### Written task
For each line below that includes the word "palmas", make a copy.

### Given records

----

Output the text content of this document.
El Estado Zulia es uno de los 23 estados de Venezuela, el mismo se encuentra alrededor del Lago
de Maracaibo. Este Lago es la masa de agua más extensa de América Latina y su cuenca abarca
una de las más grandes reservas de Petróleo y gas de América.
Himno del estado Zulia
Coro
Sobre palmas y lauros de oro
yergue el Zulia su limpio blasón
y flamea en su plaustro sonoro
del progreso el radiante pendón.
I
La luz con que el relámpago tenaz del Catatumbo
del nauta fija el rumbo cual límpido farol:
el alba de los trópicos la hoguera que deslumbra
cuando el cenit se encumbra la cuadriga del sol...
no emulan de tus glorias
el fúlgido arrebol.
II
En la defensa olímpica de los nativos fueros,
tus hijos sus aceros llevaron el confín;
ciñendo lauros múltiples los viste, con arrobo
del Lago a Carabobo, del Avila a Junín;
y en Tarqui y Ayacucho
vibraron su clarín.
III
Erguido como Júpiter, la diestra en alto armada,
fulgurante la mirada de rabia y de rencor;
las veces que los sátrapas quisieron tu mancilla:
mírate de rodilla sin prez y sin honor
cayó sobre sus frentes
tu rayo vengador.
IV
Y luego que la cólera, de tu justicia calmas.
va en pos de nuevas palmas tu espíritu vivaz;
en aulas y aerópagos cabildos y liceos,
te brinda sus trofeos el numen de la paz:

----

### Answer below
Sobre palmas y lauros de oro
va en pos de nuevas palmas tu espíritu vivaz;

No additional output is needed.